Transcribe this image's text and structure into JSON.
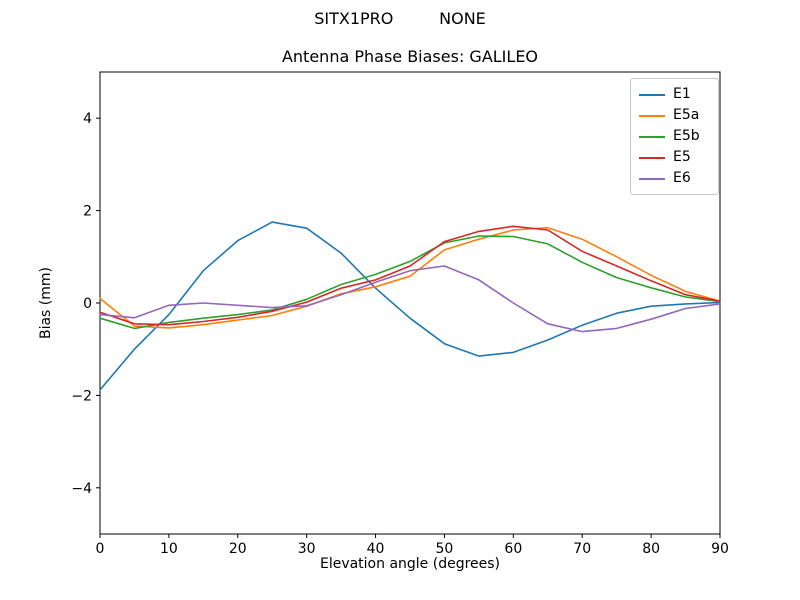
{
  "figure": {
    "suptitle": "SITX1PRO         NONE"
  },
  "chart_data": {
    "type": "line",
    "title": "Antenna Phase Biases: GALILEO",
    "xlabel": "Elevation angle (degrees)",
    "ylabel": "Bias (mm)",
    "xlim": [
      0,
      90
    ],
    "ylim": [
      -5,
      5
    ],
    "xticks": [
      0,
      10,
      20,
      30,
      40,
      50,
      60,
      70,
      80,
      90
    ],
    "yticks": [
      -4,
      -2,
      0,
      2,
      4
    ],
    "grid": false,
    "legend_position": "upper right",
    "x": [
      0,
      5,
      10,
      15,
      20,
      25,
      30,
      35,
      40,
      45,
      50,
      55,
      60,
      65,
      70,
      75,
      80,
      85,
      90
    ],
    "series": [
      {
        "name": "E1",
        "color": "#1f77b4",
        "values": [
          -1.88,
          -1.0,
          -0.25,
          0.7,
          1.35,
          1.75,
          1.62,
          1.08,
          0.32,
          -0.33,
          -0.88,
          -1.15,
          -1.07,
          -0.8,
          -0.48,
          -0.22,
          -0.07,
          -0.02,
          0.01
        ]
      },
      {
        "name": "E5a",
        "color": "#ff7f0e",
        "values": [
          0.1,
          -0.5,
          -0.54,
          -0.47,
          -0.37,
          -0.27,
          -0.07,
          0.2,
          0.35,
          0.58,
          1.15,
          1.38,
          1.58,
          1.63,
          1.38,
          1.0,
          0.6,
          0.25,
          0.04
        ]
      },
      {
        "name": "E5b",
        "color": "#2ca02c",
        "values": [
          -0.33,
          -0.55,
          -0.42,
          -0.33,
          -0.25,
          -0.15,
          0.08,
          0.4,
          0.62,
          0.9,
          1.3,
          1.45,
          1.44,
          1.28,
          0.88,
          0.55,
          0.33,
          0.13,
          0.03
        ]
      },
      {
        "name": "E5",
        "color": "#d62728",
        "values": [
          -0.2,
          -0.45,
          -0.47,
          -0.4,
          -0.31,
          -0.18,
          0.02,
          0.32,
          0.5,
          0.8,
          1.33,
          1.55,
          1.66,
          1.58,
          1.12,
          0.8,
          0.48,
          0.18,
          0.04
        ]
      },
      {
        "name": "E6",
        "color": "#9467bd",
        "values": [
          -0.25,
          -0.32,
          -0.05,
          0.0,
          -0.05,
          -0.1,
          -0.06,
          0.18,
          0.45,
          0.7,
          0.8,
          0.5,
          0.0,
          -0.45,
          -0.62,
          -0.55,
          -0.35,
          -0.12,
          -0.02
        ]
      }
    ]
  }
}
***
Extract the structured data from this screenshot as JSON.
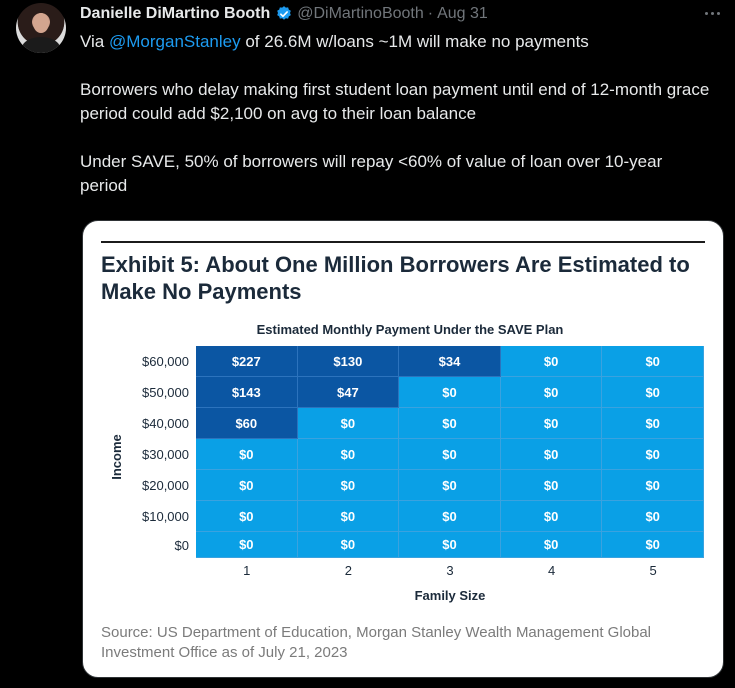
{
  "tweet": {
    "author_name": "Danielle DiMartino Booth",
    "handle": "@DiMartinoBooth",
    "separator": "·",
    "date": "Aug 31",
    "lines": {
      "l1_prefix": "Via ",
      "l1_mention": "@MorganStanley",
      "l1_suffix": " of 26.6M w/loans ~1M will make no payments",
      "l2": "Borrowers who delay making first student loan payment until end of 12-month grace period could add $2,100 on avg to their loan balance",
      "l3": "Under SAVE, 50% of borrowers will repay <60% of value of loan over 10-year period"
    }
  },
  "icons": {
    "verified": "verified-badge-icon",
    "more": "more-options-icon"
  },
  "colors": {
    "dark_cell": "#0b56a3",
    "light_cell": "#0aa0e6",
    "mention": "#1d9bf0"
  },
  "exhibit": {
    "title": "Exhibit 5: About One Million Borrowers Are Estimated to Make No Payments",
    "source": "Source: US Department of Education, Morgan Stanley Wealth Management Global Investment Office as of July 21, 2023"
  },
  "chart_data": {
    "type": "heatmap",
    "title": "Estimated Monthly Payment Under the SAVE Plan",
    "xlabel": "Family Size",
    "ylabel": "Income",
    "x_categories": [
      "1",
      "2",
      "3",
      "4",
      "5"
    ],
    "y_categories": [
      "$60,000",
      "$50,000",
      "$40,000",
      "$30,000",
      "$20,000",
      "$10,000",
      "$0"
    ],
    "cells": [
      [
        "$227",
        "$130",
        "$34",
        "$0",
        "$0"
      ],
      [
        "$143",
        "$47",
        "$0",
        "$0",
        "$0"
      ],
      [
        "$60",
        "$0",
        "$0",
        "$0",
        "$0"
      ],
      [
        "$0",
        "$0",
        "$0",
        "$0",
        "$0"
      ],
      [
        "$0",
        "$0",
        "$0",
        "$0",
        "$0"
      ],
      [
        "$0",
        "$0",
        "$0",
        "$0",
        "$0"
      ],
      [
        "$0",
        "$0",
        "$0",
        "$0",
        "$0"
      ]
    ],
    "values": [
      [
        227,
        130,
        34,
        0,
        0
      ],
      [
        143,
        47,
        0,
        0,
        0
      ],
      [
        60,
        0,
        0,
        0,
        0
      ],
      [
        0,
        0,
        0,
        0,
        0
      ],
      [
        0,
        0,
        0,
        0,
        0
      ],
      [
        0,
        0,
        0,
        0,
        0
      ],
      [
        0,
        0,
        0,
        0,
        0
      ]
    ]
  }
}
***
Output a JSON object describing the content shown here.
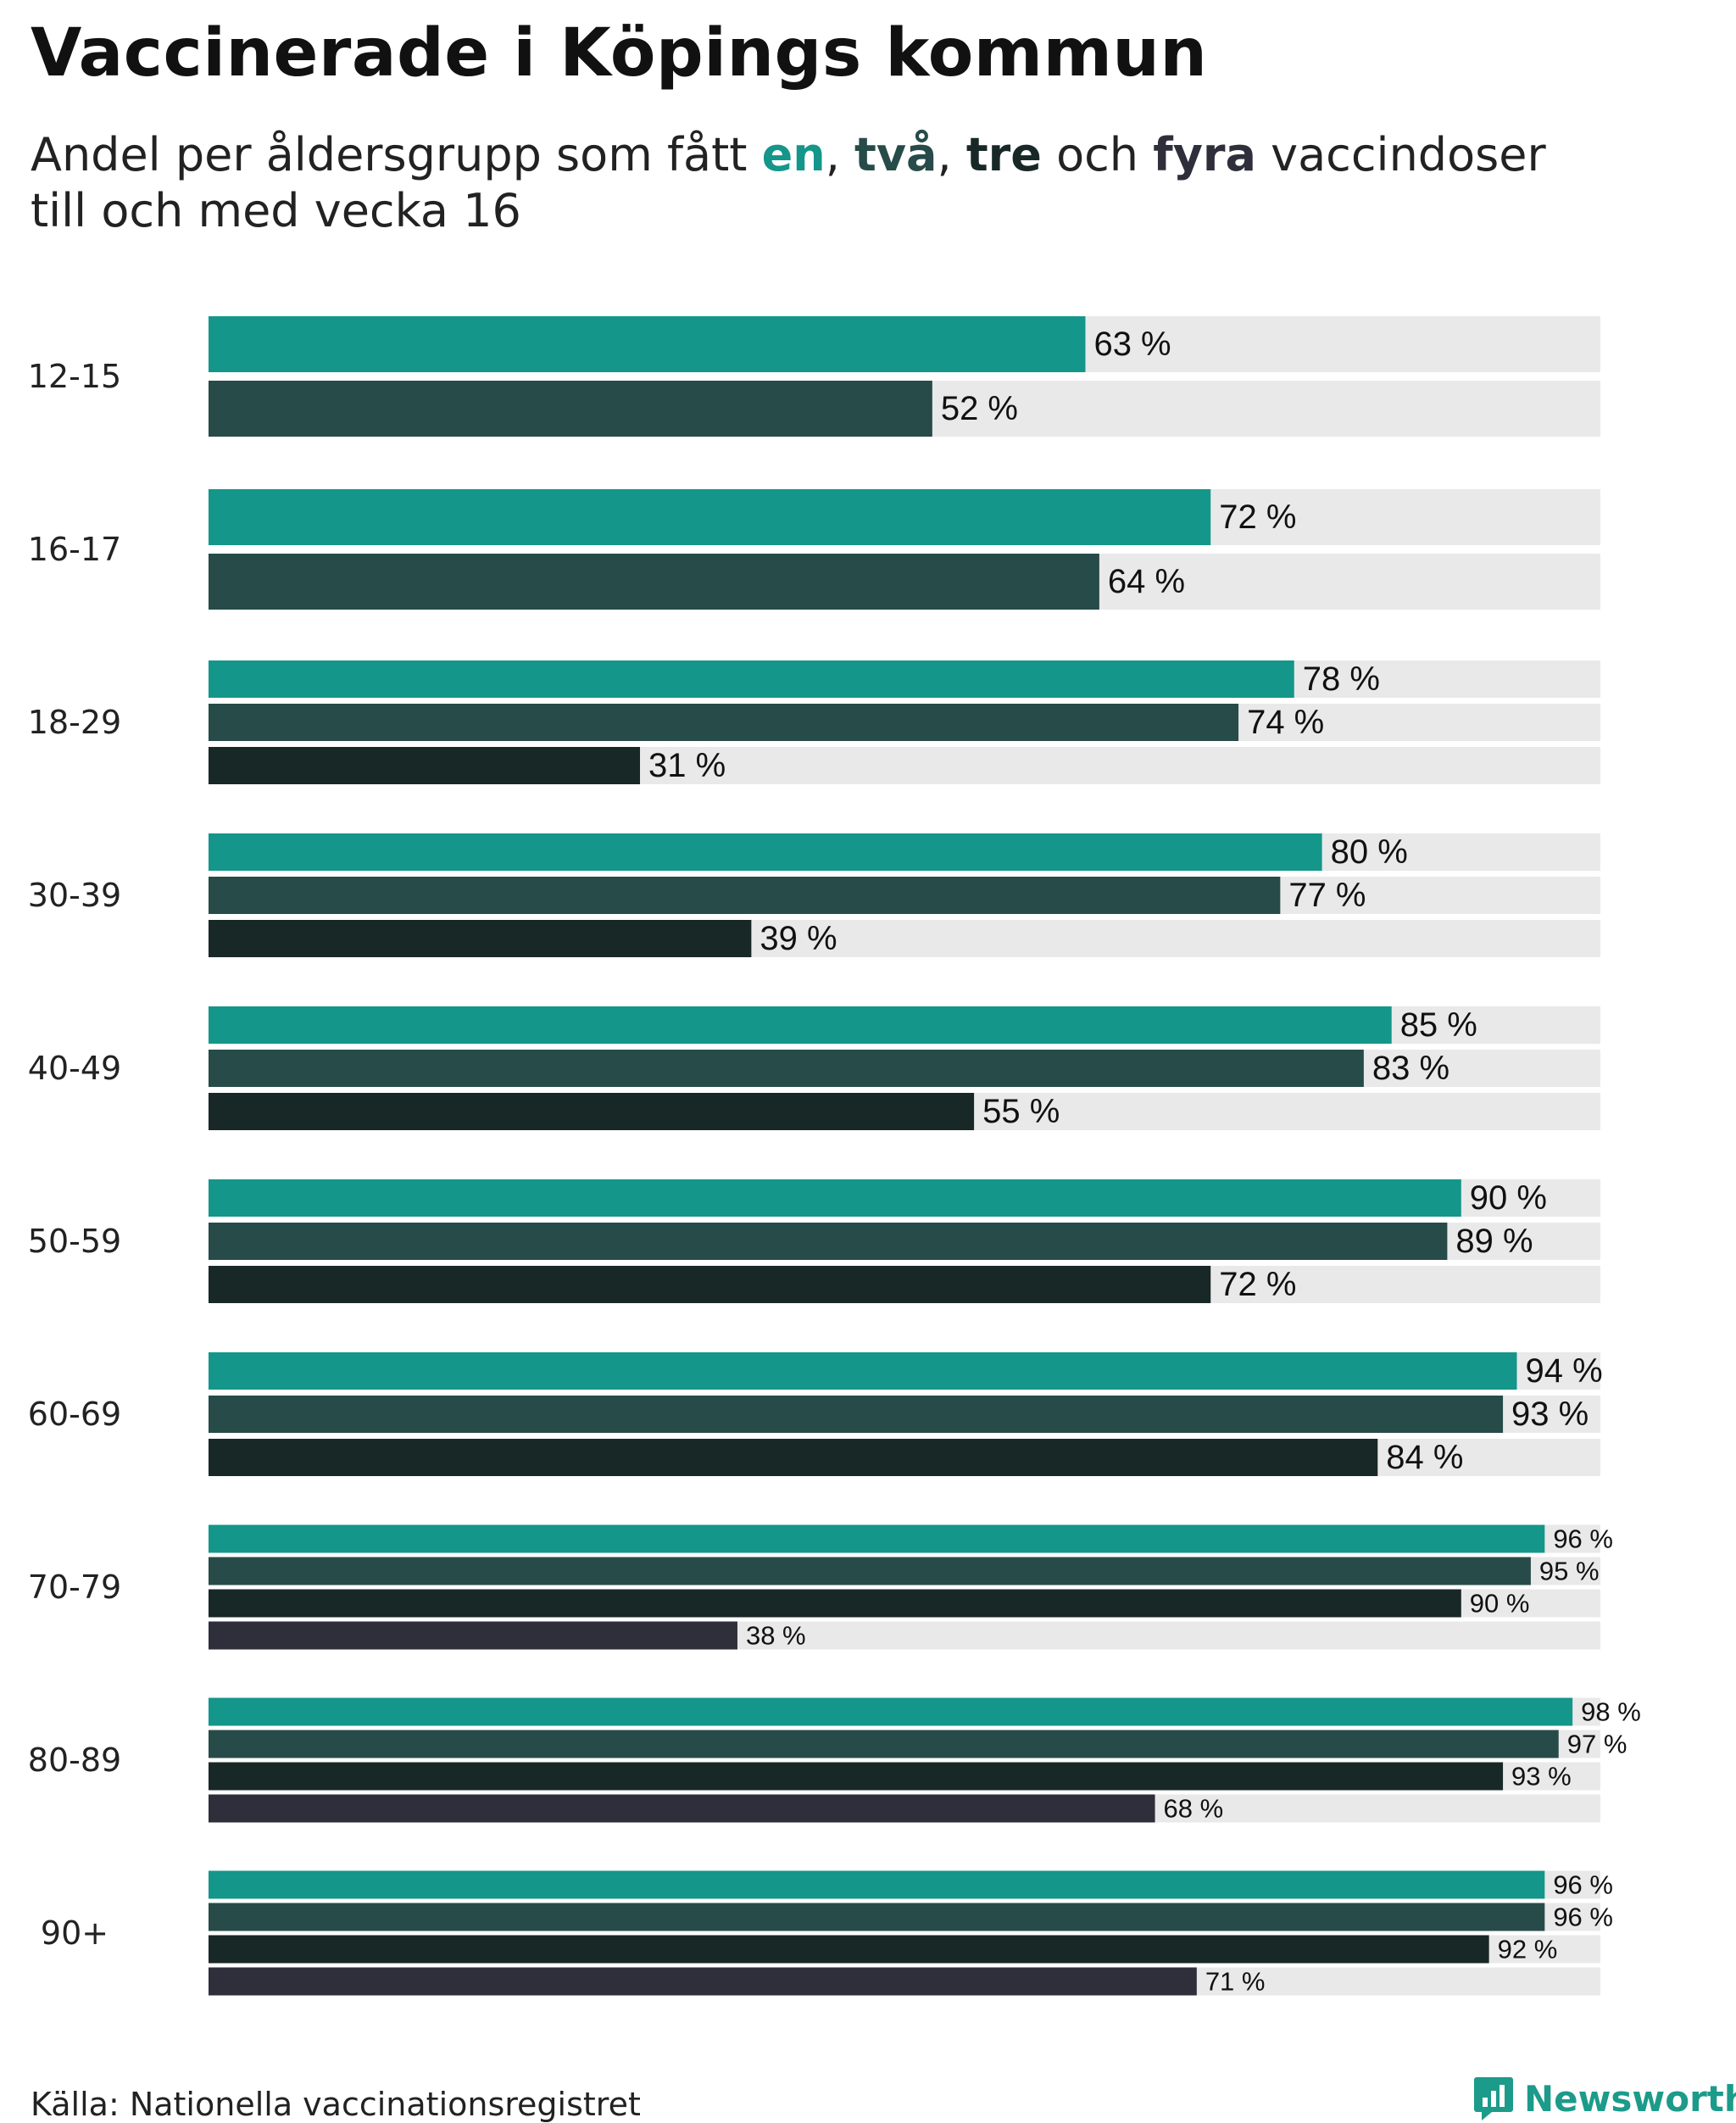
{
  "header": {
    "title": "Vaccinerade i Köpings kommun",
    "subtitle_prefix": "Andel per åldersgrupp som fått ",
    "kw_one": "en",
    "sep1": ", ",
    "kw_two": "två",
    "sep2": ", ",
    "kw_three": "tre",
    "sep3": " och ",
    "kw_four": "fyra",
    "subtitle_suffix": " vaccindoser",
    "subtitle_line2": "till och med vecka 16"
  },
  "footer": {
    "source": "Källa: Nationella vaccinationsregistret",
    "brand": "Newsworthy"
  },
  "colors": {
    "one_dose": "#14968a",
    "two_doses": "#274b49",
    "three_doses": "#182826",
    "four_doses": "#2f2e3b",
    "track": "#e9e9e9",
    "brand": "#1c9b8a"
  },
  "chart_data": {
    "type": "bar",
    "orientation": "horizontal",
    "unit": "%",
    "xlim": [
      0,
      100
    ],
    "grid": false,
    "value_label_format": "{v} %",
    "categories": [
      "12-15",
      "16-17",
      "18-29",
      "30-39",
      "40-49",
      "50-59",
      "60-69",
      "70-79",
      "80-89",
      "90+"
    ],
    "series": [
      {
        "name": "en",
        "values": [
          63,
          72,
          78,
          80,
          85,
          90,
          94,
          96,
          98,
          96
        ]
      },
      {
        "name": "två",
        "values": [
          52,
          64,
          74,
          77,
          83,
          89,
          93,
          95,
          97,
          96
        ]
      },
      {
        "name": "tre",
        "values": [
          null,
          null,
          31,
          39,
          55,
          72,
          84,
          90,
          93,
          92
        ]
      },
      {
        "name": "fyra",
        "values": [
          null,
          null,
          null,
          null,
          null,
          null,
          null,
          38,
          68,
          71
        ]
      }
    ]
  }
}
***
▸ DIRECTION
Copy out every line in the listing where the word "xlabel" appears.

▸ THE ANSWER
    "xlabel": "Elevation angle (degrees)",
    "xlabel": "Family Size",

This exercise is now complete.